▶ [Exercise goal] Write out again only the lines between the one with "Extract the structured" and the end of the records below, both ends counted, and don't include the pictures.

Data tied to figure images
⁂
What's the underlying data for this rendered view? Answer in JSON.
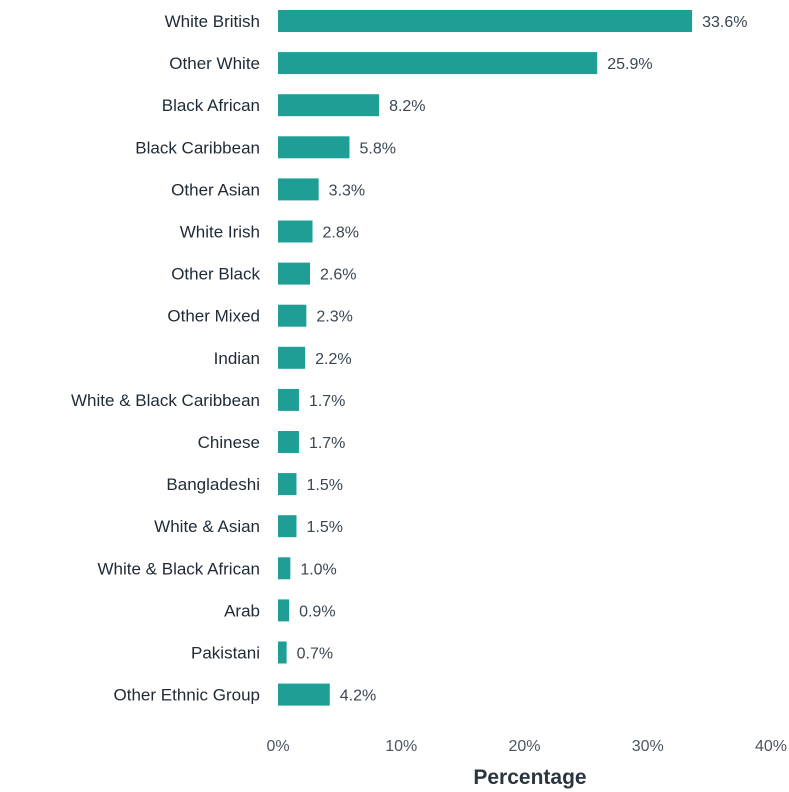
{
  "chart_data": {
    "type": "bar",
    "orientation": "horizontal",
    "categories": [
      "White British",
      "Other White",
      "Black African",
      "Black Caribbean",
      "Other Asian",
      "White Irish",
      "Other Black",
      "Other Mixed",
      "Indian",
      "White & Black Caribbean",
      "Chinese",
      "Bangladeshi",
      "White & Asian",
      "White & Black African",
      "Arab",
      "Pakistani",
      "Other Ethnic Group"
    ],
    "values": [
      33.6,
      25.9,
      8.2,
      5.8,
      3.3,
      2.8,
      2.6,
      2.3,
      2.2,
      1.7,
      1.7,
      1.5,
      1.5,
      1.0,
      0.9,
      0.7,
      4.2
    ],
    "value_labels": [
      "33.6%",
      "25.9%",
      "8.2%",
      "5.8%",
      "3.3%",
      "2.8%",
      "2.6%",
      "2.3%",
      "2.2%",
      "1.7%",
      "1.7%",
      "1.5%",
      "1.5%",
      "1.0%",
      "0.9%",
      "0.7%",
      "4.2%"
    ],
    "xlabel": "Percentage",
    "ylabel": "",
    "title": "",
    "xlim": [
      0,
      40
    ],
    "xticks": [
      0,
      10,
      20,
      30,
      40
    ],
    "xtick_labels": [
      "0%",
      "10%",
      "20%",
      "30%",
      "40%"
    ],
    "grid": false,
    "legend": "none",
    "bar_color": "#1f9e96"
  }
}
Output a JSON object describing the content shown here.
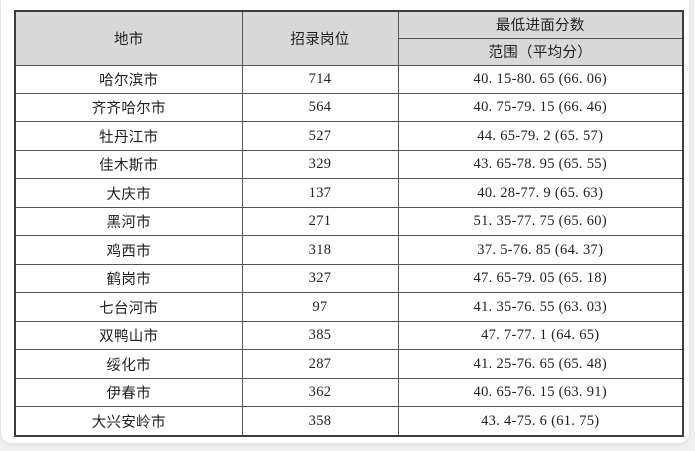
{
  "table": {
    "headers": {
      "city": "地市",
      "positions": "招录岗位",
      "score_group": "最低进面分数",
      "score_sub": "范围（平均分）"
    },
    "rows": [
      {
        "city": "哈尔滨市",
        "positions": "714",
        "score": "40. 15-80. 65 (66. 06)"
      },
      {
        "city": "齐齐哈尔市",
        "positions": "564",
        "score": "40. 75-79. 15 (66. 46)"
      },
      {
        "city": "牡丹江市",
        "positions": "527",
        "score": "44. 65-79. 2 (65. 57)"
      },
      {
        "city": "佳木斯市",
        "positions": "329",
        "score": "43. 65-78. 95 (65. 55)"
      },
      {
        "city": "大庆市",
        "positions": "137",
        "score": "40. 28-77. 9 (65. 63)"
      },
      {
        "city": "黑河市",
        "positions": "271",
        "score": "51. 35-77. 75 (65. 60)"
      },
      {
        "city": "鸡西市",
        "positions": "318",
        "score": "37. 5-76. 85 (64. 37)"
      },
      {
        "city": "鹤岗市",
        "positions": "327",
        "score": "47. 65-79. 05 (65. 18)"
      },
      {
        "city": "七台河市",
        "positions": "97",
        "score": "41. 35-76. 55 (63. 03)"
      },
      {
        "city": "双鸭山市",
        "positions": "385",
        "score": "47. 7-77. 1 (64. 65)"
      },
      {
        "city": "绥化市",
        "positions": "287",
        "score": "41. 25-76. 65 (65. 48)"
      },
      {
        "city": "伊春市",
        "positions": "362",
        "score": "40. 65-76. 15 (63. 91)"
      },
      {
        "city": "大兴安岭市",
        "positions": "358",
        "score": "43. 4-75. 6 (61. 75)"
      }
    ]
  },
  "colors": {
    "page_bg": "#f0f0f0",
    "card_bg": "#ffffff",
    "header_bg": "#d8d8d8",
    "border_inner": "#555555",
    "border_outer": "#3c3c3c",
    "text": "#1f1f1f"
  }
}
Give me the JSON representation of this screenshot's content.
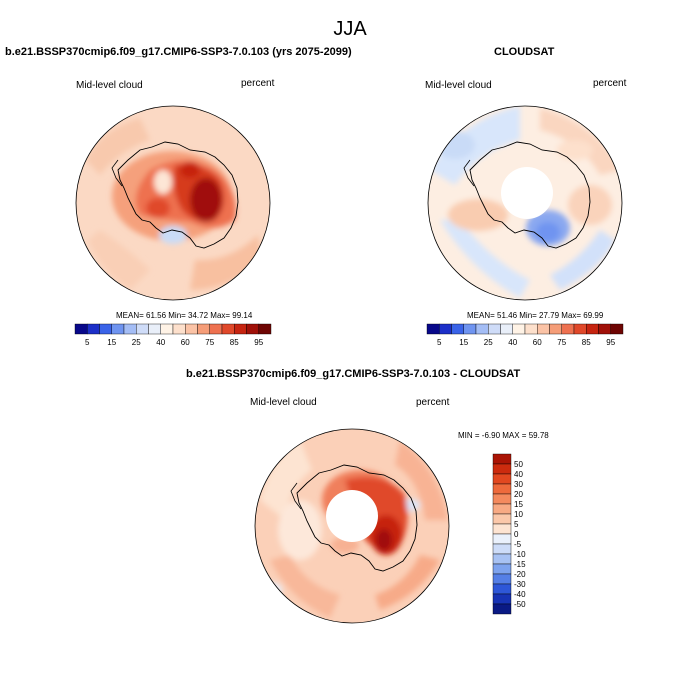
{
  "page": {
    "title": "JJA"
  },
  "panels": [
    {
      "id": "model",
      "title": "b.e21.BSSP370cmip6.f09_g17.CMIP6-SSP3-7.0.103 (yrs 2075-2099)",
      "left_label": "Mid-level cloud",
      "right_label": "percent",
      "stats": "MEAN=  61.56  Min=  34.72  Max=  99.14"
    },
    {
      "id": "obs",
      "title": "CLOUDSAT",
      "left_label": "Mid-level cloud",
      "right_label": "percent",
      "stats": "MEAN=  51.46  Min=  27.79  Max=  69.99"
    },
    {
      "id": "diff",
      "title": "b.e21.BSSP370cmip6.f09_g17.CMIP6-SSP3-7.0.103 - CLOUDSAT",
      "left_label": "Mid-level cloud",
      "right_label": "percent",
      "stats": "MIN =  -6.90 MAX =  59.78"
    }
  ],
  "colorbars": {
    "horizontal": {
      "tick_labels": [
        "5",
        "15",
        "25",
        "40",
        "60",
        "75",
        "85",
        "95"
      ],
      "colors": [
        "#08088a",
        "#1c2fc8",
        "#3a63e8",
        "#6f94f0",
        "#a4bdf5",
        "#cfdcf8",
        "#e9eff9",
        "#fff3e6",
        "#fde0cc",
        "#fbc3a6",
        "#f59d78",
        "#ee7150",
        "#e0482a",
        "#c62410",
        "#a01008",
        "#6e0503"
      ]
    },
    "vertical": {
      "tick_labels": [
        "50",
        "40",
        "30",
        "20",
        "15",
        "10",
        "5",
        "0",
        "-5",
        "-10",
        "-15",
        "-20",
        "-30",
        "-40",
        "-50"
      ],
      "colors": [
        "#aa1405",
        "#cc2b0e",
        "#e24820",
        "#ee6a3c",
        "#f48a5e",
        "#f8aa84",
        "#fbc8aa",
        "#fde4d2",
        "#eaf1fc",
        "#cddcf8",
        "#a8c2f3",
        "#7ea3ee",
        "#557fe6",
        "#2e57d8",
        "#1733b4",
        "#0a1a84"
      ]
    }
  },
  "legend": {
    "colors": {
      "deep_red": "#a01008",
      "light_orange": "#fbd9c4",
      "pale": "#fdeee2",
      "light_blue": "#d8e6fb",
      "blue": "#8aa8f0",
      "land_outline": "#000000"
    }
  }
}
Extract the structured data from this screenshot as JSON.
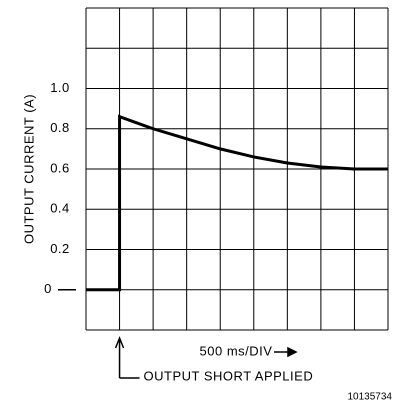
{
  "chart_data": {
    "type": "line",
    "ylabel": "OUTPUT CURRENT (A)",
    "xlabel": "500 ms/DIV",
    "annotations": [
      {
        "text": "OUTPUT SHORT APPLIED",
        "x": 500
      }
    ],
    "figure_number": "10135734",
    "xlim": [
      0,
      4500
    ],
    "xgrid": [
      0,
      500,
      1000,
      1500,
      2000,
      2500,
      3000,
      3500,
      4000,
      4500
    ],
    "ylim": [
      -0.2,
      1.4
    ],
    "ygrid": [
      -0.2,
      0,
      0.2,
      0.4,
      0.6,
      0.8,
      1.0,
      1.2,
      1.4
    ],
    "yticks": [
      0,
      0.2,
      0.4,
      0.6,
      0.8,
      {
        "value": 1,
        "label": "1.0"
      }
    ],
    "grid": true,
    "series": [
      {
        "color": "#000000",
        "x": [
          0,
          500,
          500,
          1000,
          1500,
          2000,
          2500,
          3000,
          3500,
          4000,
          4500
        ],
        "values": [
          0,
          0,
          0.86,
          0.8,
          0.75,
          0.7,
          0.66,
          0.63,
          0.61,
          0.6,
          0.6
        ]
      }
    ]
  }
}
⁂
▶ [Task output]
Extract the structured data from this screenshot as JSON.
{
  "chart_data": {
    "type": "line",
    "ylabel": "OUTPUT CURRENT (A)",
    "xlabel": "500 ms/DIV",
    "annotations": [
      {
        "text": "OUTPUT SHORT APPLIED",
        "x": 500
      }
    ],
    "figure_number": "10135734",
    "xlim": [
      0,
      4500
    ],
    "xgrid": [
      0,
      500,
      1000,
      1500,
      2000,
      2500,
      3000,
      3500,
      4000,
      4500
    ],
    "ylim": [
      -0.2,
      1.4
    ],
    "ygrid": [
      -0.2,
      0,
      0.2,
      0.4,
      0.6,
      0.8,
      1.0,
      1.2,
      1.4
    ],
    "yticks": [
      0,
      0.2,
      0.4,
      0.6,
      0.8,
      {
        "value": 1,
        "label": "1.0"
      }
    ],
    "grid": true,
    "series": [
      {
        "color": "#000000",
        "x": [
          0,
          500,
          500,
          1000,
          1500,
          2000,
          2500,
          3000,
          3500,
          4000,
          4500
        ],
        "values": [
          0,
          0,
          0.86,
          0.8,
          0.75,
          0.7,
          0.66,
          0.63,
          0.61,
          0.6,
          0.6
        ]
      }
    ]
  }
}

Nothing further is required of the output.